» **PAGE EXTRACT**:
Thank you, Senator Leahy and Senator Hatch, for the opportunity to address this Committee today. My name is Nathan Diament and I am privileged to serve as the director of public policy for the Union of Orthodox Jewish Congregations of America. The UOJCA is a non-partisan organization in its second century of serving the traditional Jewish community, and is the largest Orthodox Jewish umbrella organization in the United States representing nearly 1,000 synagogues and their many members nationwide.
On behalf of the UOJCA, I come before you today to address two legal issues that are relevant to the effort to expand the already existing partnership between government and faith-based social service providers: the first issue is the Constitutional issue raised by the First Amendment’s religion clauses, the second issue relates to religious liberty protections contained in our nation’s civil rights statutes.
But before addressing the legal issues, I would like to suggest that we step back for a moment and appreciate the broader context of our conversation today. Since this nation’s founding, evaluating the role of religion in our society’s public life has been part of our national conversation. But in recent months, this issue has been re-engaged with new vigor and prominence. Last year’s nomination of an Orthodox Jew to a national ticket put the discussion back on the front page. This year’s creation of the White House Office of Faith-Based & Community Initiatives has served as a catalyst for continuing this national discussion. The fact that we are having this discussion is in itself a wonderful thing for our democratic society.

» **AVAILABLE DATA**:
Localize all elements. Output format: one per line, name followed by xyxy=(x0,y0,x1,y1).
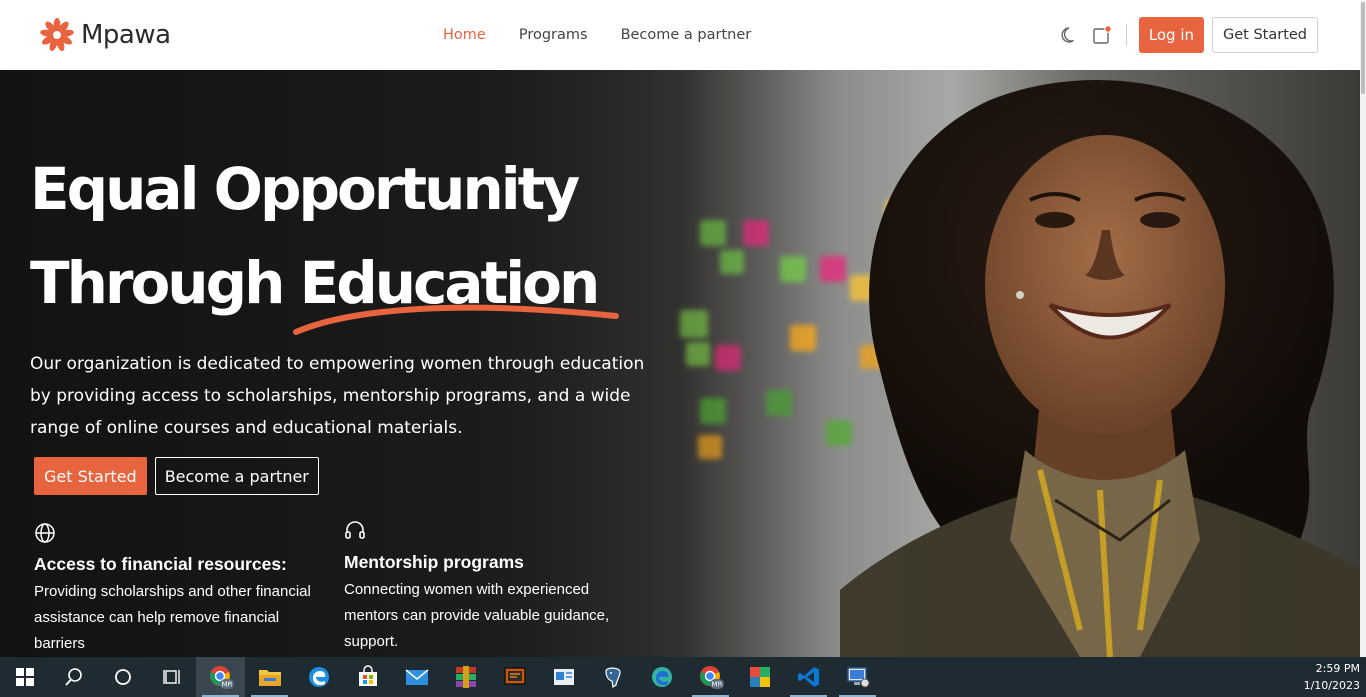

» **PARTS OF THE EXERCISE**:
(a) Can you repeat the UOJCA testimony between "Thank you, Senator" and "many members nationwide.", inclusive, word for word?
(b) Can you go on with the UOJCA testimony from the point where it stops?
Nothing in the lines above is needed here.

» **SOLVED PROBLEMS**:
(a)
Thank you, Senator Leahy and Senator Hatch, for the opportunity to address this Committee today. My name is Nathan Diament and I am privileged to serve as the director of public policy for the Union of Orthodox Jewish Congregations of America. The UOJCA is a non-partisan organization in its second century of serving the traditional Jewish community, and is the largest Orthodox Jewish umbrella organization in the United States representing nearly 1,000 synagogues and their many members nationwide.

(b)
Just as important is the fact that we are having a national discussion about finding new ways to address our social welfare challenges, particularly those confronting lower income populations. To have President Johnson’s declaration of a war on poverty cited once again in public addresses appreciatively, rather than derisively is a welcome development.
One more word of introduction, I believe is critical. It is the case that the Bush Administration’s focus on faith-based initiatives has given this policy issue a new degree of attention. But I respectfully remind you that this is not a new initiative. It received bipartisan support in the U.S. Senate and was signed into law by President Clinton on four occasions since 1996. Moreover, it was one of the few public policy initiatives that enjoyed support during the last presidential campaign from both parties’ presidential candidates.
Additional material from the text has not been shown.